+++ Extracted records +++
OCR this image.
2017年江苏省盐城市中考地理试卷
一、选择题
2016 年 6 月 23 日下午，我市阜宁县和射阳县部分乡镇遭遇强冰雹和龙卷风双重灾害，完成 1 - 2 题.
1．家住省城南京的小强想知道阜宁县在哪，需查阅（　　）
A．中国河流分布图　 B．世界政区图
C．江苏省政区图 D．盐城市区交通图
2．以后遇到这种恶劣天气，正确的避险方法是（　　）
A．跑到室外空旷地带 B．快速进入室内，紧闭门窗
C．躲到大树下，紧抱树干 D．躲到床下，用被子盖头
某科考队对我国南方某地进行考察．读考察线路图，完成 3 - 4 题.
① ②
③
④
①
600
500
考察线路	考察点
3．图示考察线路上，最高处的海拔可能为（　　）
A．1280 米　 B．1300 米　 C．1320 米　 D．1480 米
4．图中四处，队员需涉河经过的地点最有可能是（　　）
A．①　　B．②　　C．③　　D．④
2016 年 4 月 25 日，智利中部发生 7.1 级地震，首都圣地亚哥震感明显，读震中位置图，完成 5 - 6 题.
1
+++
**Task instructions**
Output the whole listing above again, word for word.

**Solution below**
OCR this image.
2017年江苏省盐城市中考地理试卷
一、选择题
2016 年 6 月 23 日下午，我市阜宁县和射阳县部分乡镇遭遇强冰雹和龙卷风双重灾害，完成 1 - 2 题.
1．家住省城南京的小强想知道阜宁县在哪，需查阅（　　）
A．中国河流分布图　 B．世界政区图
C．江苏省政区图 D．盐城市区交通图
2．以后遇到这种恶劣天气，正确的避险方法是（　　）
A．跑到室外空旷地带 B．快速进入室内，紧闭门窗
C．躲到大树下，紧抱树干 D．躲到床下，用被子盖头
某科考队对我国南方某地进行考察．读考察线路图，完成 3 - 4 题.
① ②
③
④
①
600
500
考察线路	考察点
3．图示考察线路上，最高处的海拔可能为（　　）
A．1280 米　 B．1300 米　 C．1320 米　 D．1480 米
4．图中四处，队员需涉河经过的地点最有可能是（　　）
A．①　　B．②　　C．③　　D．④
2016 年 4 月 25 日，智利中部发生 7.1 级地震，首都圣地亚哥震感明显，读震中位置图，完成 5 - 6 题.
1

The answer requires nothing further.